Objective. Could you copy every line from the material below in which "title" appears?

Chart and figure data.
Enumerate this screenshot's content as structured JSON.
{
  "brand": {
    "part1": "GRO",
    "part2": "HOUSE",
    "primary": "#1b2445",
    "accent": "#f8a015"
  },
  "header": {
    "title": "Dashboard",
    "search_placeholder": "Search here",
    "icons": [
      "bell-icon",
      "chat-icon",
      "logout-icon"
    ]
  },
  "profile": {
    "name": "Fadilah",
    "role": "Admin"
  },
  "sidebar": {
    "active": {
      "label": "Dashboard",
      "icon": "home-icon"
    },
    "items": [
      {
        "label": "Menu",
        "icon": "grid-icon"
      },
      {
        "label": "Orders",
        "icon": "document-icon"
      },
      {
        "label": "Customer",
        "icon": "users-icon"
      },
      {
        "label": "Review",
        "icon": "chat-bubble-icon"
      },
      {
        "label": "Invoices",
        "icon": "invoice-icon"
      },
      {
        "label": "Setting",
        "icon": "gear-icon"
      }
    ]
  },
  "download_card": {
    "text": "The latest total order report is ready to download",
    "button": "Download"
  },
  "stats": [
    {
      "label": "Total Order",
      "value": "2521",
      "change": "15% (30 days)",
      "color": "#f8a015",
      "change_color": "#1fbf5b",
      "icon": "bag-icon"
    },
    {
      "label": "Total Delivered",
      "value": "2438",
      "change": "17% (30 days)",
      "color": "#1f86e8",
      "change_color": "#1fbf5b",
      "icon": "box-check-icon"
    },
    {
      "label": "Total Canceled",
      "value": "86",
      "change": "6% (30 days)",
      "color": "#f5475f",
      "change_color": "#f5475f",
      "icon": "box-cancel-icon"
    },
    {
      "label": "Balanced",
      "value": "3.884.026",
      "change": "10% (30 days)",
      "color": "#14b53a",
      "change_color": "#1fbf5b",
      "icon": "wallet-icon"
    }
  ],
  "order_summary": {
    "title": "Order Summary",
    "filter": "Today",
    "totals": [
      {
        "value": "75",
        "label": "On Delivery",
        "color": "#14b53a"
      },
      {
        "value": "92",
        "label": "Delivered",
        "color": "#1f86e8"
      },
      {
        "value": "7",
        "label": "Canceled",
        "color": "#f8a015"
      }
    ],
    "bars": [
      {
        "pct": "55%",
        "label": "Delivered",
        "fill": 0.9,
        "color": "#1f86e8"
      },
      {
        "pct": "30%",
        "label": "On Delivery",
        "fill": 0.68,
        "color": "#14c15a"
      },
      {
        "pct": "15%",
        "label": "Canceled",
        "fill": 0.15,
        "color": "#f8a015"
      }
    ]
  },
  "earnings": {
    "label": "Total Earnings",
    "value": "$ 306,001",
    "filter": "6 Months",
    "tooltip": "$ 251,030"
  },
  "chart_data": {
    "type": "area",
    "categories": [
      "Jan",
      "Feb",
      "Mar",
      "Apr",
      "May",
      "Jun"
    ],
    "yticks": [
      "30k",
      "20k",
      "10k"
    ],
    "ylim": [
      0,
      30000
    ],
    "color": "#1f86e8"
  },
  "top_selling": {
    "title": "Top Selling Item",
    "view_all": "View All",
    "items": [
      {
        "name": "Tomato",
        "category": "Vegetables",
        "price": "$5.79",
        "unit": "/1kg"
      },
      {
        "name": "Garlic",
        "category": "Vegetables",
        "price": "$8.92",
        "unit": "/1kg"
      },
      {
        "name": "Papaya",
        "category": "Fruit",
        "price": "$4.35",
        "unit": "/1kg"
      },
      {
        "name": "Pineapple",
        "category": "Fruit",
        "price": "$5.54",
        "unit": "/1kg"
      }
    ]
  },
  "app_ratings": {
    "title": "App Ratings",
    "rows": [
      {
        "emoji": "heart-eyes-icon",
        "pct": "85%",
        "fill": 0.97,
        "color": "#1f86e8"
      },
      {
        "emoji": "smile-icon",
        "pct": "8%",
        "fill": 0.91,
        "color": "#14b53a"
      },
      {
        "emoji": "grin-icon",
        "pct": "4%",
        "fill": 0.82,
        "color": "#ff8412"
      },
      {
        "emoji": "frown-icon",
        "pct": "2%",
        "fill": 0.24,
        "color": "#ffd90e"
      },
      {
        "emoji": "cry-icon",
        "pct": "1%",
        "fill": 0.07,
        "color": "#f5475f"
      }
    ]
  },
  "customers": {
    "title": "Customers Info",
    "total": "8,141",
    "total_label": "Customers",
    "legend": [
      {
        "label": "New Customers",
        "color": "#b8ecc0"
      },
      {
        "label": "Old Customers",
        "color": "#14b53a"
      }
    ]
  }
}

Output for this exercise.
    "title": "Dashboard",
    "title": "Order Summary",
    "title": "Top Selling Item",
    "title": "App Ratings",
    "title": "Customers Info",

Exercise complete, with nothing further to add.